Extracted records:
>> START
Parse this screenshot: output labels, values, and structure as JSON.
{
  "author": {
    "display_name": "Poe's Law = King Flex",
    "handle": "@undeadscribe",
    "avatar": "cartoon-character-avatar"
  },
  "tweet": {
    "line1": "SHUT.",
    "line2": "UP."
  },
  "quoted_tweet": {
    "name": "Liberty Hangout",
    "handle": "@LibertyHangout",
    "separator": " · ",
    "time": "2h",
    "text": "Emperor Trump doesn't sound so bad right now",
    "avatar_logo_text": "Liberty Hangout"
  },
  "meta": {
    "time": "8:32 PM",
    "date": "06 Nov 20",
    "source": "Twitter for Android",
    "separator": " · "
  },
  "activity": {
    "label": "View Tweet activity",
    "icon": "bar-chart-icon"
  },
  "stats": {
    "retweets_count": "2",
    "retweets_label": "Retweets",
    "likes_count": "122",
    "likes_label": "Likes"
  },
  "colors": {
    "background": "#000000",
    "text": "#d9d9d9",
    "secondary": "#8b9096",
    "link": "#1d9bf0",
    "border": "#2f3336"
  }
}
>> END
>> START
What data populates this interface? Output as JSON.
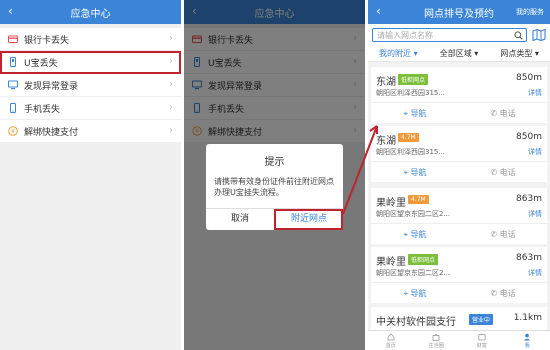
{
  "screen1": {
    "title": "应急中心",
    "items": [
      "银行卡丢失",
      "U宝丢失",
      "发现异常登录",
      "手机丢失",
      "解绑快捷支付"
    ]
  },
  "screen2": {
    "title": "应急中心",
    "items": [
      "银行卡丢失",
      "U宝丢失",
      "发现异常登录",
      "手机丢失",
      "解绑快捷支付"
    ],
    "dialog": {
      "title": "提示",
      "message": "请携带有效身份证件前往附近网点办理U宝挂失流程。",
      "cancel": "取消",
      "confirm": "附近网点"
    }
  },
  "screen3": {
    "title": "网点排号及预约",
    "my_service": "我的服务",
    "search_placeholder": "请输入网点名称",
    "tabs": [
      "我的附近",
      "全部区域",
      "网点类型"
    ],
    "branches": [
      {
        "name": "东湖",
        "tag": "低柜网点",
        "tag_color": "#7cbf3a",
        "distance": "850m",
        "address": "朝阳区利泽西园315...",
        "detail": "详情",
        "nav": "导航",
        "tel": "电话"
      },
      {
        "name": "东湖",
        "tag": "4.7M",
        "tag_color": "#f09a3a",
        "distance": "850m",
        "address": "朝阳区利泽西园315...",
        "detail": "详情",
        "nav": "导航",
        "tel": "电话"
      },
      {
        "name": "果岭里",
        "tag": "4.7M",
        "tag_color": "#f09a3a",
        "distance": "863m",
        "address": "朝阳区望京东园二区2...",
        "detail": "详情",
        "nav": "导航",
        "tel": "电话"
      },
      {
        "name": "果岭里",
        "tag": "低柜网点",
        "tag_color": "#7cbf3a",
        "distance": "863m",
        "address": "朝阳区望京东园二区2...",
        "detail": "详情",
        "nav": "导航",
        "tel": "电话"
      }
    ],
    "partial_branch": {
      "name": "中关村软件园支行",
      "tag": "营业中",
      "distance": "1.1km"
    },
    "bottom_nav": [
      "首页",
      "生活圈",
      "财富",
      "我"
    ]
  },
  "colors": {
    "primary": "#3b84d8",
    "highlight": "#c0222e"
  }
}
>> END
>> START
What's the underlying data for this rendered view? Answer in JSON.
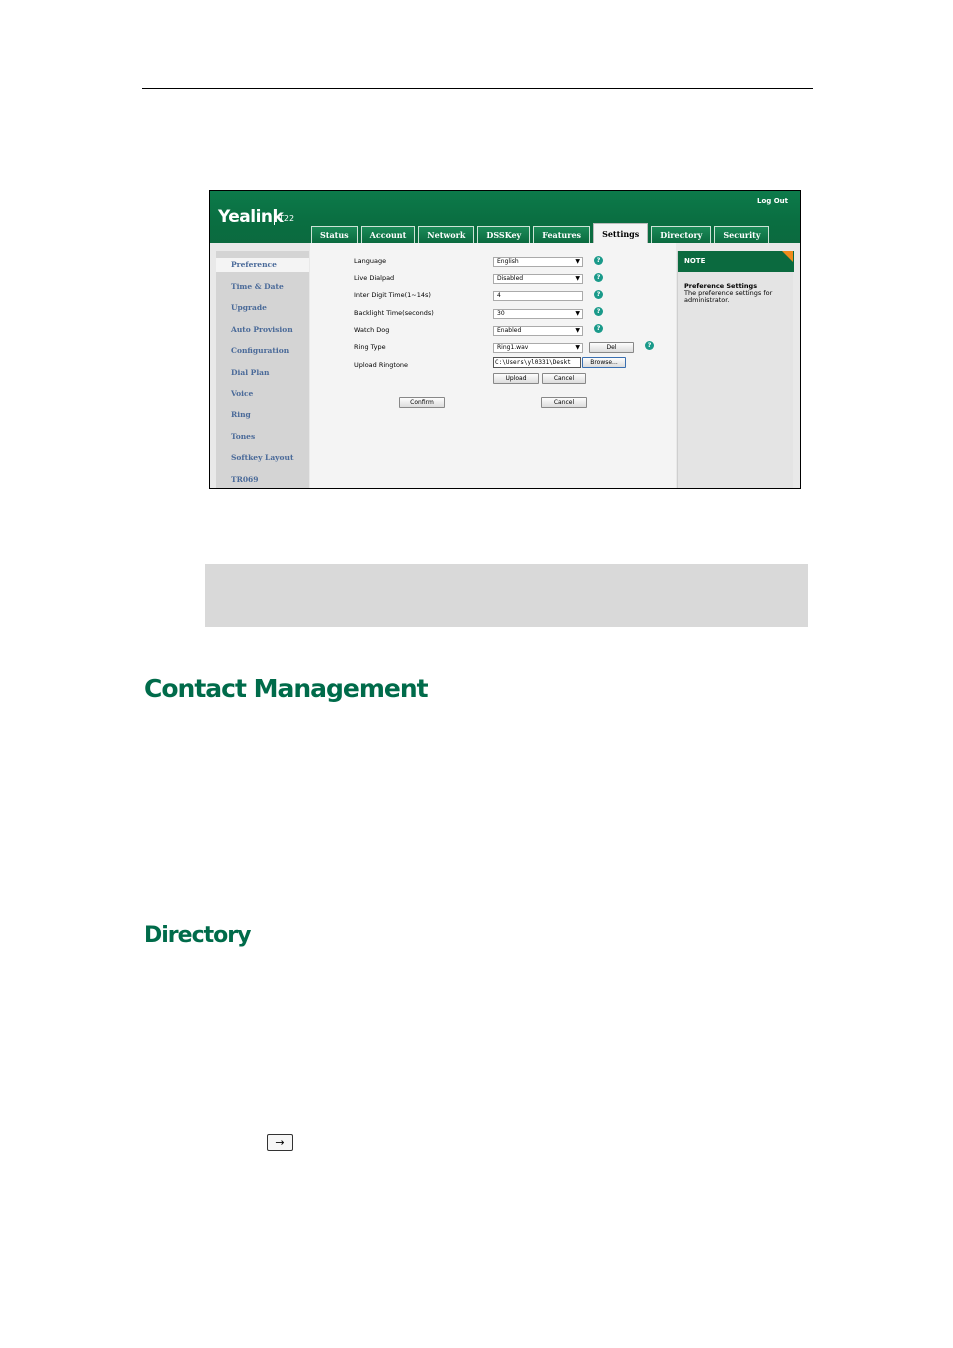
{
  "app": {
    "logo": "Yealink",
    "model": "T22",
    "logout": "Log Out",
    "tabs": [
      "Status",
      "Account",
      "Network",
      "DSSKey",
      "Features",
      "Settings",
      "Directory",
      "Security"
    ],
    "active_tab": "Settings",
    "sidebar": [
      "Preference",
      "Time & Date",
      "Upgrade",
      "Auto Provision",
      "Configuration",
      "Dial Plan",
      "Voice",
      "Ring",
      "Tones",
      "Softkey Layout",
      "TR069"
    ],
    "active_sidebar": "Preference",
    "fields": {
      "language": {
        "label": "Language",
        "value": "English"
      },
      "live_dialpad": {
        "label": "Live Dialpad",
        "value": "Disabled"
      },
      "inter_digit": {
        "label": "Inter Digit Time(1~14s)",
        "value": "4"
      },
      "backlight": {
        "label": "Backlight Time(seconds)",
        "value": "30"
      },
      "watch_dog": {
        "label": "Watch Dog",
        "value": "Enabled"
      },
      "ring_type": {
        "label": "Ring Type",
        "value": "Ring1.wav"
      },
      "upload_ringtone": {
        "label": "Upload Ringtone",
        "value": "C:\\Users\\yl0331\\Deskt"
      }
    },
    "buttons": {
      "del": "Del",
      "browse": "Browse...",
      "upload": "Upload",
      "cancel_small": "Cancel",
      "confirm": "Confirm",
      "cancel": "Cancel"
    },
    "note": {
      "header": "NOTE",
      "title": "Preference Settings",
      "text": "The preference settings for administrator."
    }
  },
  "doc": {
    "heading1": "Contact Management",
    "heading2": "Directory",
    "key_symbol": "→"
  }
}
>> END
The exercise: Some lines of the data above may hold the word "title"; report how many do, and nothing else.

Finished task: 5